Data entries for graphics
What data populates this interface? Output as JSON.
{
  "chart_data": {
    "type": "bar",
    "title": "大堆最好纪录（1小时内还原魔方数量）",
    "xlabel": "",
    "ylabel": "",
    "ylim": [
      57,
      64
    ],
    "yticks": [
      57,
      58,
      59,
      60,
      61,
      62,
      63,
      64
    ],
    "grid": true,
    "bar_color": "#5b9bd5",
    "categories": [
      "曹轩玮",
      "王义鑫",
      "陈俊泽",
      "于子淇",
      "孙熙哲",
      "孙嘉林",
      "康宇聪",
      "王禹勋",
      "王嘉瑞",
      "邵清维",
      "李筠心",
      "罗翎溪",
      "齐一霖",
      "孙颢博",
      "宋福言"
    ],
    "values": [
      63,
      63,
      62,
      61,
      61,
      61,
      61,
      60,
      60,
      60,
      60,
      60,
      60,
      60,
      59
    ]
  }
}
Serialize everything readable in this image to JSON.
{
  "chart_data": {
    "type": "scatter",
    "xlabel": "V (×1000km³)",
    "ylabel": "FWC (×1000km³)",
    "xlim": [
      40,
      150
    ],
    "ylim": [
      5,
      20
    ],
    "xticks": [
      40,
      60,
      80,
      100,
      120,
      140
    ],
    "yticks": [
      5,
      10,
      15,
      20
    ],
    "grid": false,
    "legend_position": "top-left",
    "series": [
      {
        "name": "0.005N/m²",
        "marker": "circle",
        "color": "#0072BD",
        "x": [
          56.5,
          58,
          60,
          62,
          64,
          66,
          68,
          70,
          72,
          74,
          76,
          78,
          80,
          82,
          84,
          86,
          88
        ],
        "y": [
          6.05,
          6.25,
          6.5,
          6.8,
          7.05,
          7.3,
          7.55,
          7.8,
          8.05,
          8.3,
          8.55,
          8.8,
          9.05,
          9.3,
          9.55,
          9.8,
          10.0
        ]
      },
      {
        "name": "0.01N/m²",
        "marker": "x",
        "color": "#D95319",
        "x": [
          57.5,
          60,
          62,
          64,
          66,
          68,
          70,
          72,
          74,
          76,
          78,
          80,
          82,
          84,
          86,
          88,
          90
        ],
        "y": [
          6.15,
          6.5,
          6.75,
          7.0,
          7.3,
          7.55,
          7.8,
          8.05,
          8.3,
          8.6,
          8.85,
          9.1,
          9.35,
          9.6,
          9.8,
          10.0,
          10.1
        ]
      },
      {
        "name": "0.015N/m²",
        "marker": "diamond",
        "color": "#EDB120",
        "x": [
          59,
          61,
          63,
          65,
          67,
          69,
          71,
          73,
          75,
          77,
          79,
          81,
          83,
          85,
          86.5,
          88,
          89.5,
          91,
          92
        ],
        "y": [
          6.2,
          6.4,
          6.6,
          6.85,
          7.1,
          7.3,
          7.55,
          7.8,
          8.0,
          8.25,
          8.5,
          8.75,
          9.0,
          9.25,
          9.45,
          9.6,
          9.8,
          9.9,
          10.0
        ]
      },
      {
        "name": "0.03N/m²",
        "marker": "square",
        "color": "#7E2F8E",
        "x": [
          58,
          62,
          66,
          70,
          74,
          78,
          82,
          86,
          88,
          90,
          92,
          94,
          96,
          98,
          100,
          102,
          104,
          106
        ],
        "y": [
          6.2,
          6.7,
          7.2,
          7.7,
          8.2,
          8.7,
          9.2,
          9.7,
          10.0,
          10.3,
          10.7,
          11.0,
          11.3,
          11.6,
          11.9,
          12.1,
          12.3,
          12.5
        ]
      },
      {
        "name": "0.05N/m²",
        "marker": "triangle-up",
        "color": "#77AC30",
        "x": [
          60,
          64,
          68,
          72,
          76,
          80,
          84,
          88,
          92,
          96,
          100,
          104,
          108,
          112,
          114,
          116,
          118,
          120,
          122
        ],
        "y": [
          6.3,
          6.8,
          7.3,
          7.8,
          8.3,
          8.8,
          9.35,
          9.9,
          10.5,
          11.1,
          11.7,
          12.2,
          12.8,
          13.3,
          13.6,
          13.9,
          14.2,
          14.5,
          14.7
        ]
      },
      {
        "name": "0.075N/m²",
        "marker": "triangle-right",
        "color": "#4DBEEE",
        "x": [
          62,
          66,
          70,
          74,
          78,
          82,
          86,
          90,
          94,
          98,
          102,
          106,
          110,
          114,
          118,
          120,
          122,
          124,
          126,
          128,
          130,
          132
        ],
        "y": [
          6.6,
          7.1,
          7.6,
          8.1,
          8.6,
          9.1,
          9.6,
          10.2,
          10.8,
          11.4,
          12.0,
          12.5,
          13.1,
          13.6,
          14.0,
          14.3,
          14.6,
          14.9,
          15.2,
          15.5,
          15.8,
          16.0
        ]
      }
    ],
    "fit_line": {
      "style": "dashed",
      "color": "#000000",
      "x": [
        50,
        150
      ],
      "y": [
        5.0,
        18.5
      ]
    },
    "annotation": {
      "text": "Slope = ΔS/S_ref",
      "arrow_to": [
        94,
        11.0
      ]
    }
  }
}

DO THIS
Print out every record again, exactly and in full.

FINAL RESULT
What data populates this interface? Output as JSON.
{
  "chart_data": {
    "type": "bar",
    "title": "大堆最好纪录（1小时内还原魔方数量）",
    "xlabel": "",
    "ylabel": "",
    "ylim": [
      57,
      64
    ],
    "yticks": [
      57,
      58,
      59,
      60,
      61,
      62,
      63,
      64
    ],
    "grid": true,
    "bar_color": "#5b9bd5",
    "categories": [
      "曹轩玮",
      "王义鑫",
      "陈俊泽",
      "于子淇",
      "孙熙哲",
      "孙嘉林",
      "康宇聪",
      "王禹勋",
      "王嘉瑞",
      "邵清维",
      "李筠心",
      "罗翎溪",
      "齐一霖",
      "孙颢博",
      "宋福言"
    ],
    "values": [
      63,
      63,
      62,
      61,
      61,
      61,
      61,
      60,
      60,
      60,
      60,
      60,
      60,
      60,
      59
    ]
  }
}
Serialize everything readable in this image to JSON.
{
  "chart_data": {
    "type": "scatter",
    "xlabel": "V (×1000km³)",
    "ylabel": "FWC (×1000km³)",
    "xlim": [
      40,
      150
    ],
    "ylim": [
      5,
      20
    ],
    "xticks": [
      40,
      60,
      80,
      100,
      120,
      140
    ],
    "yticks": [
      5,
      10,
      15,
      20
    ],
    "grid": false,
    "legend_position": "top-left",
    "series": [
      {
        "name": "0.005N/m²",
        "marker": "circle",
        "color": "#0072BD",
        "x": [
          56.5,
          58,
          60,
          62,
          64,
          66,
          68,
          70,
          72,
          74,
          76,
          78,
          80,
          82,
          84,
          86,
          88
        ],
        "y": [
          6.05,
          6.25,
          6.5,
          6.8,
          7.05,
          7.3,
          7.55,
          7.8,
          8.05,
          8.3,
          8.55,
          8.8,
          9.05,
          9.3,
          9.55,
          9.8,
          10.0
        ]
      },
      {
        "name": "0.01N/m²",
        "marker": "x",
        "color": "#D95319",
        "x": [
          57.5,
          60,
          62,
          64,
          66,
          68,
          70,
          72,
          74,
          76,
          78,
          80,
          82,
          84,
          86,
          88,
          90
        ],
        "y": [
          6.15,
          6.5,
          6.75,
          7.0,
          7.3,
          7.55,
          7.8,
          8.05,
          8.3,
          8.6,
          8.85,
          9.1,
          9.35,
          9.6,
          9.8,
          10.0,
          10.1
        ]
      },
      {
        "name": "0.015N/m²",
        "marker": "diamond",
        "color": "#EDB120",
        "x": [
          59,
          61,
          63,
          65,
          67,
          69,
          71,
          73,
          75,
          77,
          79,
          81,
          83,
          85,
          86.5,
          88,
          89.5,
          91,
          92
        ],
        "y": [
          6.2,
          6.4,
          6.6,
          6.85,
          7.1,
          7.3,
          7.55,
          7.8,
          8.0,
          8.25,
          8.5,
          8.75,
          9.0,
          9.25,
          9.45,
          9.6,
          9.8,
          9.9,
          10.0
        ]
      },
      {
        "name": "0.03N/m²",
        "marker": "square",
        "color": "#7E2F8E",
        "x": [
          58,
          62,
          66,
          70,
          74,
          78,
          82,
          86,
          88,
          90,
          92,
          94,
          96,
          98,
          100,
          102,
          104,
          106
        ],
        "y": [
          6.2,
          6.7,
          7.2,
          7.7,
          8.2,
          8.7,
          9.2,
          9.7,
          10.0,
          10.3,
          10.7,
          11.0,
          11.3,
          11.6,
          11.9,
          12.1,
          12.3,
          12.5
        ]
      },
      {
        "name": "0.05N/m²",
        "marker": "triangle-up",
        "color": "#77AC30",
        "x": [
          60,
          64,
          68,
          72,
          76,
          80,
          84,
          88,
          92,
          96,
          100,
          104,
          108,
          112,
          114,
          116,
          118,
          120,
          122
        ],
        "y": [
          6.3,
          6.8,
          7.3,
          7.8,
          8.3,
          8.8,
          9.35,
          9.9,
          10.5,
          11.1,
          11.7,
          12.2,
          12.8,
          13.3,
          13.6,
          13.9,
          14.2,
          14.5,
          14.7
        ]
      },
      {
        "name": "0.075N/m²",
        "marker": "triangle-right",
        "color": "#4DBEEE",
        "x": [
          62,
          66,
          70,
          74,
          78,
          82,
          86,
          90,
          94,
          98,
          102,
          106,
          110,
          114,
          118,
          120,
          122,
          124,
          126,
          128,
          130,
          132
        ],
        "y": [
          6.6,
          7.1,
          7.6,
          8.1,
          8.6,
          9.1,
          9.6,
          10.2,
          10.8,
          11.4,
          12.0,
          12.5,
          13.1,
          13.6,
          14.0,
          14.3,
          14.6,
          14.9,
          15.2,
          15.5,
          15.8,
          16.0
        ]
      }
    ],
    "fit_line": {
      "style": "dashed",
      "color": "#000000",
      "x": [
        50,
        150
      ],
      "y": [
        5.0,
        18.5
      ]
    },
    "annotation": {
      "text": "Slope = ΔS/S_ref",
      "arrow_to": [
        94,
        11.0
      ]
    }
  }
}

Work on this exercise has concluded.